MATERIAL FOR THE TASK >>

▬▬▬▬▬▬▬▬▬▬

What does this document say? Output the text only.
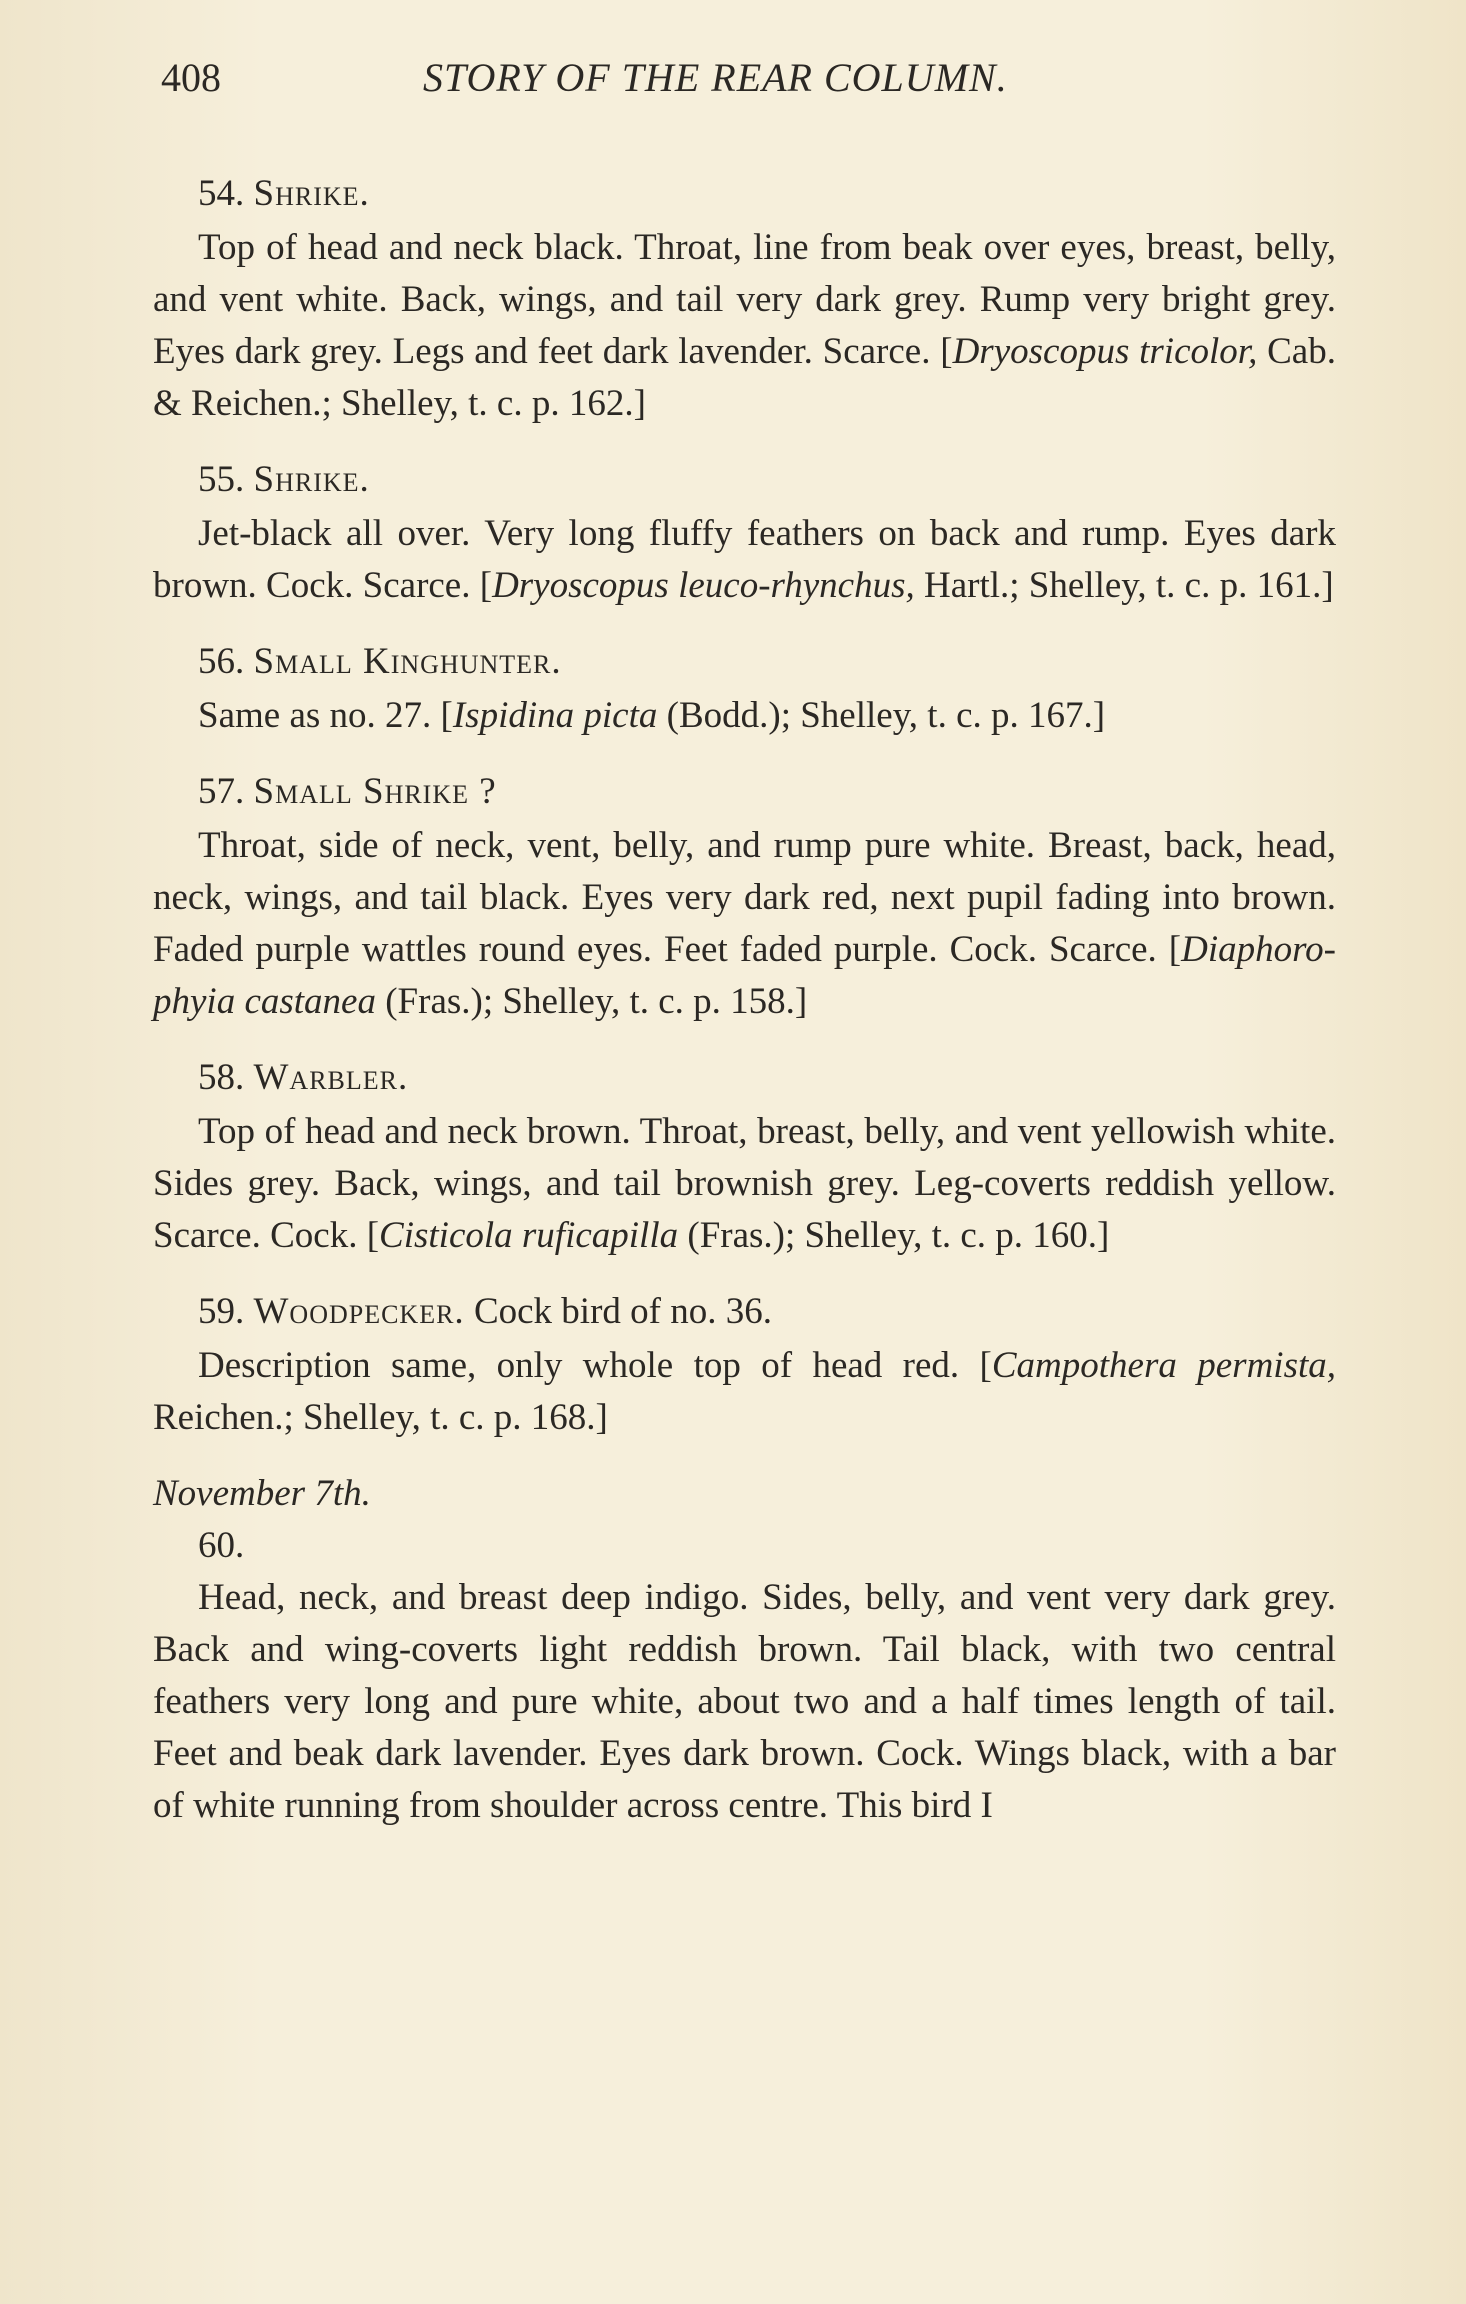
408	STORY OF THE REAR COLUMN.
54. Shrike.

Top of head and neck black. Throat, line from beak over eyes, breast, belly, and vent white. Back, wings, and tail very dark grey. Rump very bright grey. Eyes dark grey. Legs and feet dark lavender. Scarce. [Dryoscopus tricolor, Cab. & Reichen.; Shelley, t. c. p. 162.]

55. Shrike.

Jet-black all over. Very long fluffy feathers on back and rump. Eyes dark brown. Cock. Scarce. [Dryoscopus leuco-rhynchus, Hartl.; Shelley, t. c. p. 161.]

56. Small Kinghunter.

Same as no. 27. [Ispidina picta (Bodd.); Shelley, t. c. p. 167.]

57. Small Shrike ?

Throat, side of neck, vent, belly, and rump pure white. Breast, back, head, neck, wings, and tail black. Eyes very dark red, next pupil fading into brown. Faded purple wattles round eyes. Feet faded purple. Cock. Scarce. [Diaphoro-phyia castanea (Fras.); Shelley, t. c. p. 158.]

58. Warbler.

Top of head and neck brown. Throat, breast, belly, and vent yellowish white. Sides grey. Back, wings, and tail brownish grey. Leg-coverts reddish yellow. Scarce. Cock. [Cisticola ruficapilla (Fras.); Shelley, t. c. p. 160.]

59. Woodpecker. Cock bird of no. 36.

Description same, only whole top of head red. [Campothera permista, Reichen.; Shelley, t. c. p. 168.]

November 7th.
60.

Head, neck, and breast deep indigo. Sides, belly, and vent very dark grey. Back and wing-coverts light reddish brown. Tail black, with two central feathers very long and pure white, about two and a half times length of tail. Feet and beak dark lavender. Eyes dark brown. Cock. Wings black, with a bar of white running from shoulder across centre. This bird I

▬▬▬▬▬▬▬▬▬▬

SET TASK >> Reproduce every record above exactly, but leave out the pictures.

EXERCISE OUTPUT >>
What does this document say? Output the text only.
408	STORY OF THE REAR COLUMN.
54. Shrike.

Top of head and neck black. Throat, line from beak over eyes, breast, belly, and vent white. Back, wings, and tail very dark grey. Rump very bright grey. Eyes dark grey. Legs and feet dark lavender. Scarce. [Dryoscopus tricolor, Cab. & Reichen.; Shelley, t. c. p. 162.]

55. Shrike.

Jet-black all over. Very long fluffy feathers on back and rump. Eyes dark brown. Cock. Scarce. [Dryoscopus leuco-rhynchus, Hartl.; Shelley, t. c. p. 161.]

56. Small Kinghunter.

Same as no. 27. [Ispidina picta (Bodd.); Shelley, t. c. p. 167.]

57. Small Shrike ?

Throat, side of neck, vent, belly, and rump pure white. Breast, back, head, neck, wings, and tail black. Eyes very dark red, next pupil fading into brown. Faded purple wattles round eyes. Feet faded purple. Cock. Scarce. [Diaphoro-phyia castanea (Fras.); Shelley, t. c. p. 158.]

58. Warbler.

Top of head and neck brown. Throat, breast, belly, and vent yellowish white. Sides grey. Back, wings, and tail brownish grey. Leg-coverts reddish yellow. Scarce. Cock. [Cisticola ruficapilla (Fras.); Shelley, t. c. p. 160.]

59. Woodpecker. Cock bird of no. 36.

Description same, only whole top of head red. [Campothera permista, Reichen.; Shelley, t. c. p. 168.]

November 7th.
60.

Head, neck, and breast deep indigo. Sides, belly, and vent very dark grey. Back and wing-coverts light reddish brown. Tail black, with two central feathers very long and pure white, about two and a half times length of tail. Feet and beak dark lavender. Eyes dark brown. Cock. Wings black, with a bar of white running from shoulder across centre. This bird I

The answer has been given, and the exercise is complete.